Si faire naître des passions en retrouvant l'ethos primitif de la musique est l'une de ses aspirations, Le Jeune semble avoir réussi auprès de ses contemporains, puisque l'exécution en 1605 de deux de ses Pseaumes par plus de cent chanteurs produisit un tel effet sur Eustache Du Caurroy qu'il « se convertit » à la musique mesurée. En la matière, mode et rythme ne sont que des moyens qui lui permettent, comme dans les Octonaires de la Vanité et inconstance du monde, sur un texte d'Antoine de La Roche Chandieu, de mieux cerner l'essence du poème, une œuvre engagée, où la polyphonie très ornée concourt à l'expressivité. L'œuvre se divise en douze sections, chacune écrite dans l'un des douze modes utilisables à la fin du xvie siècle.
Mais Claude Le Jeune ne saurait être enfermé dans une seule esthétique sur le plan de la musique spirituelle et religieuse : il a mis en musique Dix Pseaumes de David en forme de motets (1564), en faisant œuvre originale du point de vue mélodique. La mélodie traditionnelle se rencontre, d'ailleurs, chez lui, dans une harmonisation note contre note, à 4 voix, à moins que, assurant le lien entre les diverses strophes, elle ne circule librement entre les parties. C'est le cas du Dodécacorde (1598), douze psaumes polyphoniques établis de nouveau sur les douze modes de Glaréan. Notons aussi qu'il a pu préférer aux vers de Marot, rebelles à l'esthétique nouvelle, ceux de Baïf et d'Agrippa d'Aubigné (126 Pseaumes en vers mesurés, Te Deum, 1606). Dans le recueil d'Airs paru chez Ballard en 1608, on retrouve des pièces remaniées écrites à l'origine pour le mariage du duc de Joyeuse (1581).
Tel est le cas de Comment pensés vous que je vive : sur un bercement ternaire, les cinq voix entrent une à une avec chaque nouvelle strophe poétique, suggérant ainsi la mise en scène de cette pièce.
Le modernisme du langage harmonique de Le Jeune n'est peut-être nulle part plus frappant, plus étonnant que dans la chansonnette pour 3 voix aiguës Qu'est devenu ce bel œil, extraite du recueil de 1594. Enfin, il a signé un certain nombre de villanelle (par exemple, O Villanella bella à 4 voix) et de madrigaux italiens. Ces derniers, écrits dans le style de maturité du genre à 5 voix, exploitent les possibilités contenues dans le texte, que ce soit l'élan rythmique de Io ti ringrati' amor ou la chute chromatique de Viv' in dolor.
En somme, l'œuvre de Claude Le Jeune se présente, en cette fin du xvie siècle, comme une œuvre de synthèse ouvrant la voie aux nouvelles formes du siècle suivant. Dans le domaine de la musique mesurée à l'antique en particulier, son influence a été grande chez les premiers maîtres de l'air de cour.

- _Vos consignes_
Répondez à ces questions d'après le texte sur Claude Le Jeune :
1. Quel compositeur « se convertit » à la musique mesurée après l'exécution de deux Pseaumes en 1605 ?
2. En quelle année parut le Dodécacorde ?
3. Pour combien de voix aiguës est écrite la chansonnette Qu'est devenu ce bel œil ?
Le matériel qui vient ensuite est indépendant du texte sur Claude Le Jeune.

- _Données structurées d'analyse de pages_
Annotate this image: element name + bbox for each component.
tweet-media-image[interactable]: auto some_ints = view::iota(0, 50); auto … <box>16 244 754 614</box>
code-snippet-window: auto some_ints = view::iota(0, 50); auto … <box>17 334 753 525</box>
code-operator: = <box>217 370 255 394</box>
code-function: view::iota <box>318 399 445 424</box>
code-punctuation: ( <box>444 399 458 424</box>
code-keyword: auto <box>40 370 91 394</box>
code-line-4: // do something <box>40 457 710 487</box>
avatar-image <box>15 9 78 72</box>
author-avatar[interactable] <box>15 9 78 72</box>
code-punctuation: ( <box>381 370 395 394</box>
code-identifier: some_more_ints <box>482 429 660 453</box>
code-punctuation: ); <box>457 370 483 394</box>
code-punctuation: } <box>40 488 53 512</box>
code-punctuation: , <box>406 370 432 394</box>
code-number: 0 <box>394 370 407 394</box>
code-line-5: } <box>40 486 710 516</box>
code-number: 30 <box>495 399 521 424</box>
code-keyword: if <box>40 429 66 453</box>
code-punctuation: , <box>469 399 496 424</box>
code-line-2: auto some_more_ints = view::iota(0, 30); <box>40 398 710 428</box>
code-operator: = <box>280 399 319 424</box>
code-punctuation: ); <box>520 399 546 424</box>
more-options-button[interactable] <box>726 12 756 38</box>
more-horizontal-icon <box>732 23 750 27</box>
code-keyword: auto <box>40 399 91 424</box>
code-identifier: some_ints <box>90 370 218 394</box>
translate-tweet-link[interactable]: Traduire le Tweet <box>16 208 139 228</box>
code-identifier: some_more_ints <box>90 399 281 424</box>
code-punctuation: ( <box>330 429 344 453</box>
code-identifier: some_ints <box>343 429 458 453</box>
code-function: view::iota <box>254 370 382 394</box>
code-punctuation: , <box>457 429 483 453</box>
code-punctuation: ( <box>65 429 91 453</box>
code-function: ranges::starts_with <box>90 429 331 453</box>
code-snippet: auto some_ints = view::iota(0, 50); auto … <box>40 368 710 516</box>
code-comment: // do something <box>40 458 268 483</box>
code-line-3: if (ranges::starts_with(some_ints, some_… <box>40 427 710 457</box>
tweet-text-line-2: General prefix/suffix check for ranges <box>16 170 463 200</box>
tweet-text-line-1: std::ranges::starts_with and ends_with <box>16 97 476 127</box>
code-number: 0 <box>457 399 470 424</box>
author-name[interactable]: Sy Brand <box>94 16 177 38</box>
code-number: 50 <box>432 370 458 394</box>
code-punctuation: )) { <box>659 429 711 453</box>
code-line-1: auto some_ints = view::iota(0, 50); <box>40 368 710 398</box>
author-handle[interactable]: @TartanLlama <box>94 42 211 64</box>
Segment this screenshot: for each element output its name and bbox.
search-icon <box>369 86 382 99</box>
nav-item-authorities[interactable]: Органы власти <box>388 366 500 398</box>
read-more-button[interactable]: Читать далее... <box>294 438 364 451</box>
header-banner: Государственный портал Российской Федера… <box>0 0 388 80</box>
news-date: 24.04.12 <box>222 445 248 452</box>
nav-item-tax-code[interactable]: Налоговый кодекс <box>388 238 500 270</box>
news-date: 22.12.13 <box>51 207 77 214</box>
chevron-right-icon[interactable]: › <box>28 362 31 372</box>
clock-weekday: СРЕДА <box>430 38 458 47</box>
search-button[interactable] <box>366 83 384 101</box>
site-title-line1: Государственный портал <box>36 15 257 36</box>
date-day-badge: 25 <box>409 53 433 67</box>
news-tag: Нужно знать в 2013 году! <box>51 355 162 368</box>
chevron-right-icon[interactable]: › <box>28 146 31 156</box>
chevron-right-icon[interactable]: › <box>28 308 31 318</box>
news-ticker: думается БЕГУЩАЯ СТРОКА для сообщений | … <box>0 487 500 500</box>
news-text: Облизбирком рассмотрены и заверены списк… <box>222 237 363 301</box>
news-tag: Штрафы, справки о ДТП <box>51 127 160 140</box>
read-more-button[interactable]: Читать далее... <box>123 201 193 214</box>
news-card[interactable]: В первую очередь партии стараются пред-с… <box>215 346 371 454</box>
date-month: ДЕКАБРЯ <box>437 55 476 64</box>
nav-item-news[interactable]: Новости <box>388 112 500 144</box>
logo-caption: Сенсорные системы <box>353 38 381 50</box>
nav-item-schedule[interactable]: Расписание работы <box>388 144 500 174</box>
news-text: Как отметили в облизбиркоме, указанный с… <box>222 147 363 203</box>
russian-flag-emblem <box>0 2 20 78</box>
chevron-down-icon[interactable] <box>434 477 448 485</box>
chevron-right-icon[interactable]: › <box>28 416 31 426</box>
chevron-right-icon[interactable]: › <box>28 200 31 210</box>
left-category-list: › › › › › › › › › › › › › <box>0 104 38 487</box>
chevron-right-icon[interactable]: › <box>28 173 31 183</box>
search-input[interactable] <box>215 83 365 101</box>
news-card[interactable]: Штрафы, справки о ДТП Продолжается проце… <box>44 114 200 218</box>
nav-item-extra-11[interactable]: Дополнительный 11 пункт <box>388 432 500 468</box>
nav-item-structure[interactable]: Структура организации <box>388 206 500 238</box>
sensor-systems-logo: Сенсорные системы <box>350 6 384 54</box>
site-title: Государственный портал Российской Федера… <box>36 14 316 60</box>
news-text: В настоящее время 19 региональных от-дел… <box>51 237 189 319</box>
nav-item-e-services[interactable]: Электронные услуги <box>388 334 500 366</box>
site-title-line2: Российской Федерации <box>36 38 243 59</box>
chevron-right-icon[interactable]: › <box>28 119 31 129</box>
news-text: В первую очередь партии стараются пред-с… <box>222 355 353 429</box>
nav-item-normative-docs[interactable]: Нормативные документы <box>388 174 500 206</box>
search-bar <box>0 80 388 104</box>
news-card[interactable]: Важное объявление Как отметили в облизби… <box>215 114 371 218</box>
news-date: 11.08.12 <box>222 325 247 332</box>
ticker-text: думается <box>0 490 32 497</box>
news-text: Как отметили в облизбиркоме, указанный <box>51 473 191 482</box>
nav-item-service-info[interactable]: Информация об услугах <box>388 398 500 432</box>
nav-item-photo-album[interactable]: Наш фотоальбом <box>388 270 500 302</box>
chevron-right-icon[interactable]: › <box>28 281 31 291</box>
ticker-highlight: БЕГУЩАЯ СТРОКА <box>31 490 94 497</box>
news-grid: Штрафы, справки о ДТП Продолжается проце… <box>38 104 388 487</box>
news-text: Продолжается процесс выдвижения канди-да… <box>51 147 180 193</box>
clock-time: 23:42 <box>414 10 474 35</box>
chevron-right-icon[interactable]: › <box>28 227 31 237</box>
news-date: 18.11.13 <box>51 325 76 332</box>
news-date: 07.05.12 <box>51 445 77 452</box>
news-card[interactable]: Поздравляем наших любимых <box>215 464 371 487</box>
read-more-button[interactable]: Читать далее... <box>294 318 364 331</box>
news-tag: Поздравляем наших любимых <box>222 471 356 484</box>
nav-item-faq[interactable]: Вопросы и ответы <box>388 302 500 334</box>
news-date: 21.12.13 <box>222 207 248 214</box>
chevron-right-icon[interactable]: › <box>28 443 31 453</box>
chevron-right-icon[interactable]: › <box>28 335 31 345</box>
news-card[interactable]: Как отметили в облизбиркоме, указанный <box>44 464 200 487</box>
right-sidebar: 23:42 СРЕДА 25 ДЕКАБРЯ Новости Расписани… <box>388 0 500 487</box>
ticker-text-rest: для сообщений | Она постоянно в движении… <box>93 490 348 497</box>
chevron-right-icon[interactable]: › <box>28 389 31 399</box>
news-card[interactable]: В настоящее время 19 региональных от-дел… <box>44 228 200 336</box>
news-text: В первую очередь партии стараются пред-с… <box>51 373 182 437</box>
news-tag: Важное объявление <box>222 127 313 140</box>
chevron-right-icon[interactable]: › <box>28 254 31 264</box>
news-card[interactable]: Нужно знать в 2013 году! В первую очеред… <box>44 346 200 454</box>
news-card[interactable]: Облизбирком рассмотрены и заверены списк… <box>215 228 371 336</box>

- _Réponse attendue_
1. Eustache Du Caurroy.
2. En 1598.
3. Pour 3 voix aiguës.